Records from a data collection
◆ ◆ ◆ ◆ ◆ ◆ ◆

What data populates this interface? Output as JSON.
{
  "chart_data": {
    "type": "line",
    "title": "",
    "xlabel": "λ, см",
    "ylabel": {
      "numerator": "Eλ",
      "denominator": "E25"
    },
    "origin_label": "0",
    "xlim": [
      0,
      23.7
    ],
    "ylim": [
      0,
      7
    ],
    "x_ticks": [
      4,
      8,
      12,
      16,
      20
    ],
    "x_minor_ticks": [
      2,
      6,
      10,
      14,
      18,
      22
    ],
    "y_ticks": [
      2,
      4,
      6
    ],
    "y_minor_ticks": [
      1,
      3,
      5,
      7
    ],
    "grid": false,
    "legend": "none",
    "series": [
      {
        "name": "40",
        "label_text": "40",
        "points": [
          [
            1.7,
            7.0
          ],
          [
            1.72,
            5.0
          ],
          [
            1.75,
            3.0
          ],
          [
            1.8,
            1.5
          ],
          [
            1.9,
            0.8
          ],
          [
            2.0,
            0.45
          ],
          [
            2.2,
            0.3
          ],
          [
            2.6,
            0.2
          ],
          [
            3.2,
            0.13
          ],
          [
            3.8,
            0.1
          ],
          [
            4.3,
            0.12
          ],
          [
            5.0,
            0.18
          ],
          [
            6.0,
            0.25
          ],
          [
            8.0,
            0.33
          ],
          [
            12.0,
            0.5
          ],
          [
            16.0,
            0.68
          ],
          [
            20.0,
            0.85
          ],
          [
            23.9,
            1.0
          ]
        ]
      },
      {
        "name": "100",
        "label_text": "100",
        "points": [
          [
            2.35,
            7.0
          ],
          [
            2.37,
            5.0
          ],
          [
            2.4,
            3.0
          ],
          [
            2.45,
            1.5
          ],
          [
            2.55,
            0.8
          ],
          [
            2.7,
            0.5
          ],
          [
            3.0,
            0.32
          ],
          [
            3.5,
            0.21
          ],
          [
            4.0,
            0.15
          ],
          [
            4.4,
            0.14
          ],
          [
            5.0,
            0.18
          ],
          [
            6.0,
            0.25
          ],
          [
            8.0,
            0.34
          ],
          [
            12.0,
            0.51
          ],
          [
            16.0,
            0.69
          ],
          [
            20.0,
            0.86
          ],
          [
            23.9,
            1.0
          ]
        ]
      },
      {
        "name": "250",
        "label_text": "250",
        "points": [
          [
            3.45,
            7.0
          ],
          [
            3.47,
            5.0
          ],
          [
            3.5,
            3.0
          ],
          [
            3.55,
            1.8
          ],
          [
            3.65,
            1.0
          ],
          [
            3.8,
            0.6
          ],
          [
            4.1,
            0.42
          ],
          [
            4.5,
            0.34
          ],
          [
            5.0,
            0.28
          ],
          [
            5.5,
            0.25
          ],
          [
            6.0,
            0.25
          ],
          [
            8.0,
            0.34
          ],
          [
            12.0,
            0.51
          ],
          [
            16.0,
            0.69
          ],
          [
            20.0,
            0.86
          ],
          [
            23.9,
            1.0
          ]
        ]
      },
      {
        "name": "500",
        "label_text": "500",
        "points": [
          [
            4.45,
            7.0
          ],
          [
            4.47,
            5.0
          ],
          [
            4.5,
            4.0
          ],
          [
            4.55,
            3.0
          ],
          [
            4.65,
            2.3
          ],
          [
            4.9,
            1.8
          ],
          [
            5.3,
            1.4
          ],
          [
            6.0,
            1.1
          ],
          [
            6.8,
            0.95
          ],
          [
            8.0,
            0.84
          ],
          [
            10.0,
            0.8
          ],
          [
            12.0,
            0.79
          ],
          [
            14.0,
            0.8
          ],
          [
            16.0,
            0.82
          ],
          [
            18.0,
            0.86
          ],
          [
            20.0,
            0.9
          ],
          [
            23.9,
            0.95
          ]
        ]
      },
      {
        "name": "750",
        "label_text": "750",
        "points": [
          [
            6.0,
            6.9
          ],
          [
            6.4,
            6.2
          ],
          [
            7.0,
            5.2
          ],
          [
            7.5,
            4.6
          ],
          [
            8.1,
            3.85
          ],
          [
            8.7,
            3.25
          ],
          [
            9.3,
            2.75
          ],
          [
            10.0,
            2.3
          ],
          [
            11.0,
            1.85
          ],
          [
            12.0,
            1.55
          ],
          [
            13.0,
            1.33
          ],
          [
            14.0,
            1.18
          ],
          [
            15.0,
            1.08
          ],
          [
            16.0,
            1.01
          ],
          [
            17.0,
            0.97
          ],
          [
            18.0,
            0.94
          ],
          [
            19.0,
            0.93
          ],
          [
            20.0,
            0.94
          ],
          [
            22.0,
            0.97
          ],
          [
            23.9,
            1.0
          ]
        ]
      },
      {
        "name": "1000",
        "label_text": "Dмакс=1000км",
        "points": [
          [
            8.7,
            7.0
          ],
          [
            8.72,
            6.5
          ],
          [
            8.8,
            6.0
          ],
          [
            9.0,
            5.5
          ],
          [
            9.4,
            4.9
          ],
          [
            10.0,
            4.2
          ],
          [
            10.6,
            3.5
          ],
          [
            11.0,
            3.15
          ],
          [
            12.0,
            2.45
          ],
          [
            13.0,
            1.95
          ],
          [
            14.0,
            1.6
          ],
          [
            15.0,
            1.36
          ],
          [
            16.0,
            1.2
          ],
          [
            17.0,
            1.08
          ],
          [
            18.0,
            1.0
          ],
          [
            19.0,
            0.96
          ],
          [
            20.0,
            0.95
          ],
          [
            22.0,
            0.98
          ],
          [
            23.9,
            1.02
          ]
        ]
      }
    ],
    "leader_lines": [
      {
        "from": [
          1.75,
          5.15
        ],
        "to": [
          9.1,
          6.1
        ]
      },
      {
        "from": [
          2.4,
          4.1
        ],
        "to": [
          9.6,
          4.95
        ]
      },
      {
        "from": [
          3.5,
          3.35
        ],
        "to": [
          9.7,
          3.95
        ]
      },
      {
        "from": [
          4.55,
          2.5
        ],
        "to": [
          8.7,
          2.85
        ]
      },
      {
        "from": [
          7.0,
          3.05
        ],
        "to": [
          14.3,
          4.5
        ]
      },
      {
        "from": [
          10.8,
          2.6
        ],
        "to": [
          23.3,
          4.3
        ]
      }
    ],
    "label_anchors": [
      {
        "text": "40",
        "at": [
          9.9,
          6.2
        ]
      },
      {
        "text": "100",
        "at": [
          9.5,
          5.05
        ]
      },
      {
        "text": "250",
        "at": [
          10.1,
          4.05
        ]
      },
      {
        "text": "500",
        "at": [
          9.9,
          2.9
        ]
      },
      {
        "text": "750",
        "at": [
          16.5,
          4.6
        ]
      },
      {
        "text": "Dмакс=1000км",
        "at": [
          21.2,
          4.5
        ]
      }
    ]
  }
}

◆ ◆ ◆ ◆ ◆ ◆ ◆

■ **Direction**:
Filter the entries down to the lines containing "name". Copy each of those lines.

■ **Solved problem**:
        "name": "40",
        "name": "100",
        "name": "250",
        "name": "500",
        "name": "750",
        "name": "1000",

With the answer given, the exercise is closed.